== EXTRAIT ==
* * * * * * *

11Nous trouvons des affirmations similaires dans Le Château des Désertes. Salentini, caché sous son costume de statue, note que le dialogue des acteurs a « une réalité surprenante, à tel point que la convention ne s’y sentait plus du tout par moments, et [qu’il] croyai[t] assister à un épisode de la vie de don Juan » (p. 914). Quand il donne la réplique à Don Juan, joué par Boccaferri, il est bien placé pour voir tout l’effet de son intervention. L’acteur expérimenté « tremblait un peu, sa moustache blonde se hérissait d’une horreur secrète, et il sortit en disant : “Je me croyais à l’abri de pareilles hallucinations ; sortons d’ici !” » (ibid.). Quelques moments plus tard, Salentini le voit à travers les rideaux « s’éventant avec un éventail de femme, et respirant à pleine poitrine comme un homme qui vient d’être réellement ému » (ibid.). Ainsi, la cachette accorde à ces spectateurs ignorés un aperçu privilégié et convaincant de la puissance des émotions provoquées chez les autres par les techniques dramatiques exploitées. Diderot s’intéresse surtout à l’effet exercé sur le public ; il voit une liaison entre les moyens utilisés et l’efficacité morale et didactique de la pièce. Devant certaines hésitations de la part de Moi, Dorval s’exclame :
Quoi ! vous ne concevez pas l’effet que produiraient sur vous une scène réelle, des habits vrais, des discours proportionnés aux actions, des actions simples, des dangers dont il est impossible que vous n’ayez tremblé pour vos parents, vos amis, pour vous-même ? (t. IV, p. 1174)

* * * * * * *

== ENREGISTREMENTS FOURNIS ==
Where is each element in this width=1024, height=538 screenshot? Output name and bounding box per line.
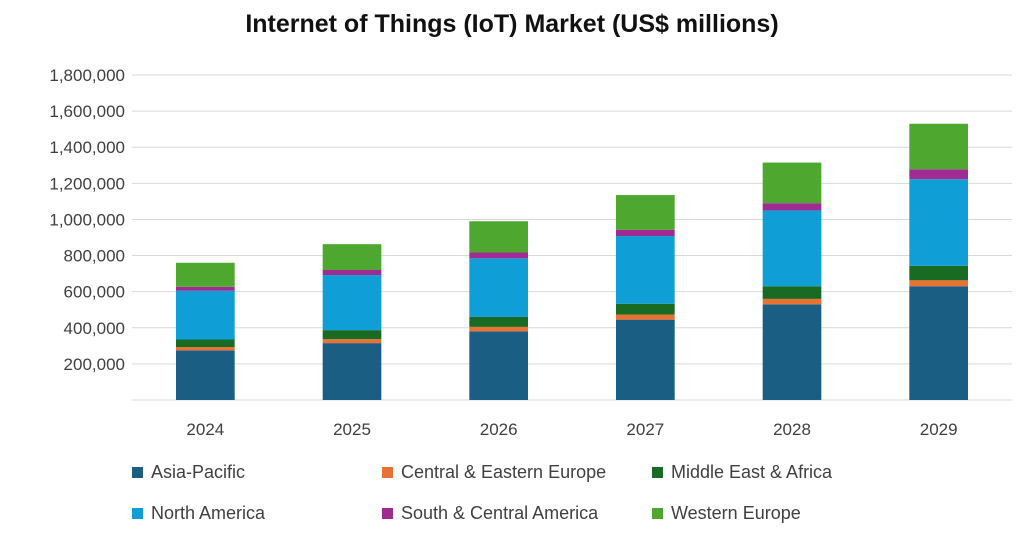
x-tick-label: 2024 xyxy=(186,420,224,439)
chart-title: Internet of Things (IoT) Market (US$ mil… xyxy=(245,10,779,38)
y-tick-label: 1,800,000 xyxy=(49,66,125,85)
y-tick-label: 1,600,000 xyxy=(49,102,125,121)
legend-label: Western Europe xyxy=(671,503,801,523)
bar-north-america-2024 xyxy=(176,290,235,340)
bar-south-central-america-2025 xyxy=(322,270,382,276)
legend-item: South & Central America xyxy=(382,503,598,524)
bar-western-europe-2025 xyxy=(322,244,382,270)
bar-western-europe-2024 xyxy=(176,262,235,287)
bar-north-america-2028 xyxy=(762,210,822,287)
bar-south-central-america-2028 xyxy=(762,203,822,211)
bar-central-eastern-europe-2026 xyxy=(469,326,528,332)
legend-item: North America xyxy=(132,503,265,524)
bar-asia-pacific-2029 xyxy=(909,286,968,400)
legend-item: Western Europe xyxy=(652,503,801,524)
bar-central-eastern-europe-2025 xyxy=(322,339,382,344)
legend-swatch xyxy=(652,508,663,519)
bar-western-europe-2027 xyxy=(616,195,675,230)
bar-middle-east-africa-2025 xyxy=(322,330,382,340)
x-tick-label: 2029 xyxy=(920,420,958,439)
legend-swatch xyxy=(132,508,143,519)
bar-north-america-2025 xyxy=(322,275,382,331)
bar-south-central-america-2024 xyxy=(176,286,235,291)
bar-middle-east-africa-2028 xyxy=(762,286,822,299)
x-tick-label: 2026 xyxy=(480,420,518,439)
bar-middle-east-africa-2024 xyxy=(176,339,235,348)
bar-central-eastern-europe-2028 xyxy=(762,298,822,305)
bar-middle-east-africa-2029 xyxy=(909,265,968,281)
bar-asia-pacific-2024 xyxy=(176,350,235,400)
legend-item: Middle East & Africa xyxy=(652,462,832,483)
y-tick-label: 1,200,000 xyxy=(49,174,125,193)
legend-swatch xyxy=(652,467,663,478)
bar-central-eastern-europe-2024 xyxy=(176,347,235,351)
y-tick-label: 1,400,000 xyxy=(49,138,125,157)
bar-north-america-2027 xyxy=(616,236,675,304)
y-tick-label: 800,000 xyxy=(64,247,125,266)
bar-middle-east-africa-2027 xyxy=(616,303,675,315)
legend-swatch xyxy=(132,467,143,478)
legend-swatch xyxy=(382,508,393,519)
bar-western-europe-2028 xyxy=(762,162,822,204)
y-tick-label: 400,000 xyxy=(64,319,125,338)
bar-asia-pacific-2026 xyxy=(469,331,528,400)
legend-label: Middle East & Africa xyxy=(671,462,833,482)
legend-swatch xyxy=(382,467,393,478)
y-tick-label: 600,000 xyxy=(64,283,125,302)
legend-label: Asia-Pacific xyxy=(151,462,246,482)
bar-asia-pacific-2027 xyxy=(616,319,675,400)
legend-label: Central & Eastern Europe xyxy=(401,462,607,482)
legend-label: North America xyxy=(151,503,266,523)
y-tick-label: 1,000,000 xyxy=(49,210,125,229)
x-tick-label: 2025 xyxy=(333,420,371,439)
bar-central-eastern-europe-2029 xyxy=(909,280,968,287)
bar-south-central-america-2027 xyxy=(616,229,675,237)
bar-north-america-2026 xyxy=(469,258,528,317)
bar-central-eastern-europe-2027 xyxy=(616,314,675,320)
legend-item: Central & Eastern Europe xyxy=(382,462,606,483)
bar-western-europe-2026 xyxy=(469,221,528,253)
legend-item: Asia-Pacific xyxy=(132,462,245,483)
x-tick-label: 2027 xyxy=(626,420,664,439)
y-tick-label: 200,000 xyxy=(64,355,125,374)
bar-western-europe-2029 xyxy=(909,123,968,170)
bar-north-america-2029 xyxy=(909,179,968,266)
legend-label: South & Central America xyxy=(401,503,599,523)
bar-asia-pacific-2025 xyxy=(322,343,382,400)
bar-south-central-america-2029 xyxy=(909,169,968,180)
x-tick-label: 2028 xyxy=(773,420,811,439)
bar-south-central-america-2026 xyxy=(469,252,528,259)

* * * * * * *

Répondez brièvement à ces questions sur l'extrait :
(a) Sous quel costume Salentini est-il caché ?
(b) Quel acteur joue Don Juan ?
(c) À quoi Diderot s'intéresse-t-il surtout ?
Les enregistrements proviennent d'une autre source que l'extrait.

== RÉPONSE CORRECTE ==
(a) Un costume de statue.
(b) Boccaferri.
(c) À l'effet exercé sur le public.